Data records
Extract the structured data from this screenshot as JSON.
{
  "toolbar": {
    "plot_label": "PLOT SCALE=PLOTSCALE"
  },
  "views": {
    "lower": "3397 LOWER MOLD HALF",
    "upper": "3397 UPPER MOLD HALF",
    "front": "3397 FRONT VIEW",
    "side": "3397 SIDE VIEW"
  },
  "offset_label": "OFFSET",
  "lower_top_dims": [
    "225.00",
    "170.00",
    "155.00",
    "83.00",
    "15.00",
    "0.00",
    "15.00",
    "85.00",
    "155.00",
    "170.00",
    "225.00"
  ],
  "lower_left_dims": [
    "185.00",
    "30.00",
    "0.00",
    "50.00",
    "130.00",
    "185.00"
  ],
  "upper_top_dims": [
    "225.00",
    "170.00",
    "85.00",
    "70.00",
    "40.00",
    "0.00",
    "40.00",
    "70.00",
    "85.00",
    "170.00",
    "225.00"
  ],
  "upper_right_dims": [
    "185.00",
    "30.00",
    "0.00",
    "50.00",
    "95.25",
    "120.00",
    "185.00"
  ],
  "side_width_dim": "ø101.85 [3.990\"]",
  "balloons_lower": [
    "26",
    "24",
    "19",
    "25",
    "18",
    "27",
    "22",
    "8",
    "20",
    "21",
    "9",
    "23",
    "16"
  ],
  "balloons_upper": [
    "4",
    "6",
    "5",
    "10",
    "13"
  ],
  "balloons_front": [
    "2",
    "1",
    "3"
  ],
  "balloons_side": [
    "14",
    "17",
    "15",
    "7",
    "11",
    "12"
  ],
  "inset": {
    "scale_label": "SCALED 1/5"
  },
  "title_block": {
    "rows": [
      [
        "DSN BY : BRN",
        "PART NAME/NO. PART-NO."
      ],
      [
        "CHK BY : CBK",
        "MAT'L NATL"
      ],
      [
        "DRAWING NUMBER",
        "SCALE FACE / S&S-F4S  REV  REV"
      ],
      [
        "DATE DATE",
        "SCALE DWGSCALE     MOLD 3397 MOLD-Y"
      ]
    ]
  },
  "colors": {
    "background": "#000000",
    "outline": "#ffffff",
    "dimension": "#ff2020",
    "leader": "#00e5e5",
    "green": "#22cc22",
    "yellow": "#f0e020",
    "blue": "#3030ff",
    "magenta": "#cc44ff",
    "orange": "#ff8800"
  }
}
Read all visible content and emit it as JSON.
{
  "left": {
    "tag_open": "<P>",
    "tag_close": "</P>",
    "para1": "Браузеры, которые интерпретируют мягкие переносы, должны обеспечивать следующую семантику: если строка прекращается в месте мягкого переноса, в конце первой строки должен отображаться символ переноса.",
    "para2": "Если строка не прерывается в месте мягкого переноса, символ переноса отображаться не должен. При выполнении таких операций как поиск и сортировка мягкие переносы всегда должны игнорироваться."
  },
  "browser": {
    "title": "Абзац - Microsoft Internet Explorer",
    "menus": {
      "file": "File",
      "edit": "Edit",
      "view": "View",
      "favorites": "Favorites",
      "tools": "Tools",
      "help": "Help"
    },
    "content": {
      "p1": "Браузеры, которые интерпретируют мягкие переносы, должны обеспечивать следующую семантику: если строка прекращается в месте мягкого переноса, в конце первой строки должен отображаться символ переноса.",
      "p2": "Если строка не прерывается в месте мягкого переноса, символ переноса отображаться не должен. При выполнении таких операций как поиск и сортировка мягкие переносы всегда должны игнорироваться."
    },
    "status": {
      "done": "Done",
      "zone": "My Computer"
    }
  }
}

## SET TASK
Write out the entries in full, exactly as given.

## WRITTEN RESPONSE
Extract the structured data from this screenshot as JSON.
{
  "toolbar": {
    "plot_label": "PLOT SCALE=PLOTSCALE"
  },
  "views": {
    "lower": "3397 LOWER MOLD HALF",
    "upper": "3397 UPPER MOLD HALF",
    "front": "3397 FRONT VIEW",
    "side": "3397 SIDE VIEW"
  },
  "offset_label": "OFFSET",
  "lower_top_dims": [
    "225.00",
    "170.00",
    "155.00",
    "83.00",
    "15.00",
    "0.00",
    "15.00",
    "85.00",
    "155.00",
    "170.00",
    "225.00"
  ],
  "lower_left_dims": [
    "185.00",
    "30.00",
    "0.00",
    "50.00",
    "130.00",
    "185.00"
  ],
  "upper_top_dims": [
    "225.00",
    "170.00",
    "85.00",
    "70.00",
    "40.00",
    "0.00",
    "40.00",
    "70.00",
    "85.00",
    "170.00",
    "225.00"
  ],
  "upper_right_dims": [
    "185.00",
    "30.00",
    "0.00",
    "50.00",
    "95.25",
    "120.00",
    "185.00"
  ],
  "side_width_dim": "ø101.85 [3.990\"]",
  "balloons_lower": [
    "26",
    "24",
    "19",
    "25",
    "18",
    "27",
    "22",
    "8",
    "20",
    "21",
    "9",
    "23",
    "16"
  ],
  "balloons_upper": [
    "4",
    "6",
    "5",
    "10",
    "13"
  ],
  "balloons_front": [
    "2",
    "1",
    "3"
  ],
  "balloons_side": [
    "14",
    "17",
    "15",
    "7",
    "11",
    "12"
  ],
  "inset": {
    "scale_label": "SCALED 1/5"
  },
  "title_block": {
    "rows": [
      [
        "DSN BY : BRN",
        "PART NAME/NO. PART-NO."
      ],
      [
        "CHK BY : CBK",
        "MAT'L NATL"
      ],
      [
        "DRAWING NUMBER",
        "SCALE FACE / S&S-F4S  REV  REV"
      ],
      [
        "DATE DATE",
        "SCALE DWGSCALE     MOLD 3397 MOLD-Y"
      ]
    ]
  },
  "colors": {
    "background": "#000000",
    "outline": "#ffffff",
    "dimension": "#ff2020",
    "leader": "#00e5e5",
    "green": "#22cc22",
    "yellow": "#f0e020",
    "blue": "#3030ff",
    "magenta": "#cc44ff",
    "orange": "#ff8800"
  }
}
Read all visible content and emit it as JSON.
{
  "left": {
    "tag_open": "<P>",
    "tag_close": "</P>",
    "para1": "Браузеры, которые интерпретируют мягкие переносы, должны обеспечивать следующую семантику: если строка прекращается в месте мягкого переноса, в конце первой строки должен отображаться символ переноса.",
    "para2": "Если строка не прерывается в месте мягкого переноса, символ переноса отображаться не должен. При выполнении таких операций как поиск и сортировка мягкие переносы всегда должны игнорироваться."
  },
  "browser": {
    "title": "Абзац - Microsoft Internet Explorer",
    "menus": {
      "file": "File",
      "edit": "Edit",
      "view": "View",
      "favorites": "Favorites",
      "tools": "Tools",
      "help": "Help"
    },
    "content": {
      "p1": "Браузеры, которые интерпретируют мягкие переносы, должны обеспечивать следующую семантику: если строка прекращается в месте мягкого переноса, в конце первой строки должен отображаться символ переноса.",
      "p2": "Если строка не прерывается в месте мягкого переноса, символ переноса отображаться не должен. При выполнении таких операций как поиск и сортировка мягкие переносы всегда должны игнорироваться."
    },
    "status": {
      "done": "Done",
      "zone": "My Computer"
    }
  }
}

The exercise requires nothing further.